» **Stated goal**
The data below is to be returned in full and exactly.

## Begin Given information

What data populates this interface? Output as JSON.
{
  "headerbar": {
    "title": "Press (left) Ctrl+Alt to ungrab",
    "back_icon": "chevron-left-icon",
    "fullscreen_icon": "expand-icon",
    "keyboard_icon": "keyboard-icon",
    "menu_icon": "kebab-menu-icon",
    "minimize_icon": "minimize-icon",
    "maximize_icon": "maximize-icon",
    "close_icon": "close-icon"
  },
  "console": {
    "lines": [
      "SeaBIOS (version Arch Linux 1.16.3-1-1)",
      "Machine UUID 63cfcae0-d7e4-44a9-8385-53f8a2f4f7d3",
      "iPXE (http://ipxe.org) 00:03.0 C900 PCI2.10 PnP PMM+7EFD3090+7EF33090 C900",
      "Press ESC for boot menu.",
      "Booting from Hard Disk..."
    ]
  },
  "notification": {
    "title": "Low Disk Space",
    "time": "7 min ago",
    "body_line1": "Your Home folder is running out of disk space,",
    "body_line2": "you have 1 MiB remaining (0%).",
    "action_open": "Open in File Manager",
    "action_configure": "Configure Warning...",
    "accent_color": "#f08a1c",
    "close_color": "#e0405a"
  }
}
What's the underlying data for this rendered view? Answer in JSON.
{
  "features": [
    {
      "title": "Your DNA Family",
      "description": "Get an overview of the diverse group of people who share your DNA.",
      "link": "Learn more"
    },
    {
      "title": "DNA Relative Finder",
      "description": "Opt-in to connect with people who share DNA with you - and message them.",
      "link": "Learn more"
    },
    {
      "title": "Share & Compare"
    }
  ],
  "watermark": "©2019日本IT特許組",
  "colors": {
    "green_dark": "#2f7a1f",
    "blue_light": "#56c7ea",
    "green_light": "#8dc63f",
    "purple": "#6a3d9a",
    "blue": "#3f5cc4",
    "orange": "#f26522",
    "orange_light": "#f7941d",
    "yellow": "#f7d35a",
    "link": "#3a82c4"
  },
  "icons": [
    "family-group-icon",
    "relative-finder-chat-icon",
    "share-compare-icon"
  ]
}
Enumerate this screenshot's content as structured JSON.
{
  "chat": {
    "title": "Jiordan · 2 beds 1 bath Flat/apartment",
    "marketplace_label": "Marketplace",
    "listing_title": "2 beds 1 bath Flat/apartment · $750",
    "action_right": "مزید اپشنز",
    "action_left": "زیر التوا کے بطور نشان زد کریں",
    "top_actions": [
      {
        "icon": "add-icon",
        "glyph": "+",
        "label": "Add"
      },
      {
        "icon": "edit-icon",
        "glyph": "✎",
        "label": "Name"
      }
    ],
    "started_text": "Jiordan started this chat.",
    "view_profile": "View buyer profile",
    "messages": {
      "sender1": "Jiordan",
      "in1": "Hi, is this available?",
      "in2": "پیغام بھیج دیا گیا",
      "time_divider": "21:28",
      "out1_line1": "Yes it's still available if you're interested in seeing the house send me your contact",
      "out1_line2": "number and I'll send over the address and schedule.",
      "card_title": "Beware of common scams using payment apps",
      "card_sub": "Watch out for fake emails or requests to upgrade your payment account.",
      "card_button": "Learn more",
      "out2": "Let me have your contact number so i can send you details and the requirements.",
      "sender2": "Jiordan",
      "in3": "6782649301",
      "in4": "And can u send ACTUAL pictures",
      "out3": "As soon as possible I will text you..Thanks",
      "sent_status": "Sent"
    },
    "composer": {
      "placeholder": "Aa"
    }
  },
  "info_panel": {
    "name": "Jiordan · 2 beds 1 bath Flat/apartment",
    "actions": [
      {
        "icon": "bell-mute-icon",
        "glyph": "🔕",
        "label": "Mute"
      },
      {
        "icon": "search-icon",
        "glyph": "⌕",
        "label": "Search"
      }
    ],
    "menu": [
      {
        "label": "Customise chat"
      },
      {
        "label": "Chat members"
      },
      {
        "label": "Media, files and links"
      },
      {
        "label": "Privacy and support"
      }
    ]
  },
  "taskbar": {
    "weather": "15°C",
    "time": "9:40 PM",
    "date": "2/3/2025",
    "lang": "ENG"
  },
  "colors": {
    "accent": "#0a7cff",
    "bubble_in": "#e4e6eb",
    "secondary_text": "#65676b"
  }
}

## End Given information

» **Exercise response**
What data populates this interface? Output as JSON.
{
  "headerbar": {
    "title": "Press (left) Ctrl+Alt to ungrab",
    "back_icon": "chevron-left-icon",
    "fullscreen_icon": "expand-icon",
    "keyboard_icon": "keyboard-icon",
    "menu_icon": "kebab-menu-icon",
    "minimize_icon": "minimize-icon",
    "maximize_icon": "maximize-icon",
    "close_icon": "close-icon"
  },
  "console": {
    "lines": [
      "SeaBIOS (version Arch Linux 1.16.3-1-1)",
      "Machine UUID 63cfcae0-d7e4-44a9-8385-53f8a2f4f7d3",
      "iPXE (http://ipxe.org) 00:03.0 C900 PCI2.10 PnP PMM+7EFD3090+7EF33090 C900",
      "Press ESC for boot menu.",
      "Booting from Hard Disk..."
    ]
  },
  "notification": {
    "title": "Low Disk Space",
    "time": "7 min ago",
    "body_line1": "Your Home folder is running out of disk space,",
    "body_line2": "you have 1 MiB remaining (0%).",
    "action_open": "Open in File Manager",
    "action_configure": "Configure Warning...",
    "accent_color": "#f08a1c",
    "close_color": "#e0405a"
  }
}
What's the underlying data for this rendered view? Answer in JSON.
{
  "features": [
    {
      "title": "Your DNA Family",
      "description": "Get an overview of the diverse group of people who share your DNA.",
      "link": "Learn more"
    },
    {
      "title": "DNA Relative Finder",
      "description": "Opt-in to connect with people who share DNA with you - and message them.",
      "link": "Learn more"
    },
    {
      "title": "Share & Compare"
    }
  ],
  "watermark": "©2019日本IT特許組",
  "colors": {
    "green_dark": "#2f7a1f",
    "blue_light": "#56c7ea",
    "green_light": "#8dc63f",
    "purple": "#6a3d9a",
    "blue": "#3f5cc4",
    "orange": "#f26522",
    "orange_light": "#f7941d",
    "yellow": "#f7d35a",
    "link": "#3a82c4"
  },
  "icons": [
    "family-group-icon",
    "relative-finder-chat-icon",
    "share-compare-icon"
  ]
}
Enumerate this screenshot's content as structured JSON.
{
  "chat": {
    "title": "Jiordan · 2 beds 1 bath Flat/apartment",
    "marketplace_label": "Marketplace",
    "listing_title": "2 beds 1 bath Flat/apartment · $750",
    "action_right": "مزید اپشنز",
    "action_left": "زیر التوا کے بطور نشان زد کریں",
    "top_actions": [
      {
        "icon": "add-icon",
        "glyph": "+",
        "label": "Add"
      },
      {
        "icon": "edit-icon",
        "glyph": "✎",
        "label": "Name"
      }
    ],
    "started_text": "Jiordan started this chat.",
    "view_profile": "View buyer profile",
    "messages": {
      "sender1": "Jiordan",
      "in1": "Hi, is this available?",
      "in2": "پیغام بھیج دیا گیا",
      "time_divider": "21:28",
      "out1_line1": "Yes it's still available if you're interested in seeing the house send me your contact",
      "out1_line2": "number and I'll send over the address and schedule.",
      "card_title": "Beware of common scams using payment apps",
      "card_sub": "Watch out for fake emails or requests to upgrade your payment account.",
      "card_button": "Learn more",
      "out2": "Let me have your contact number so i can send you details and the requirements.",
      "sender2": "Jiordan",
      "in3": "6782649301",
      "in4": "And can u send ACTUAL pictures",
      "out3": "As soon as possible I will text you..Thanks",
      "sent_status": "Sent"
    },
    "composer": {
      "placeholder": "Aa"
    }
  },
  "info_panel": {
    "name": "Jiordan · 2 beds 1 bath Flat/apartment",
    "actions": [
      {
        "icon": "bell-mute-icon",
        "glyph": "🔕",
        "label": "Mute"
      },
      {
        "icon": "search-icon",
        "glyph": "⌕",
        "label": "Search"
      }
    ],
    "menu": [
      {
        "label": "Customise chat"
      },
      {
        "label": "Chat members"
      },
      {
        "label": "Media, files and links"
      },
      {
        "label": "Privacy and support"
      }
    ]
  },
  "taskbar": {
    "weather": "15°C",
    "time": "9:40 PM",
    "date": "2/3/2025",
    "lang": "ENG"
  },
  "colors": {
    "accent": "#0a7cff",
    "bubble_in": "#e4e6eb",
    "secondary_text": "#65676b"
  }
}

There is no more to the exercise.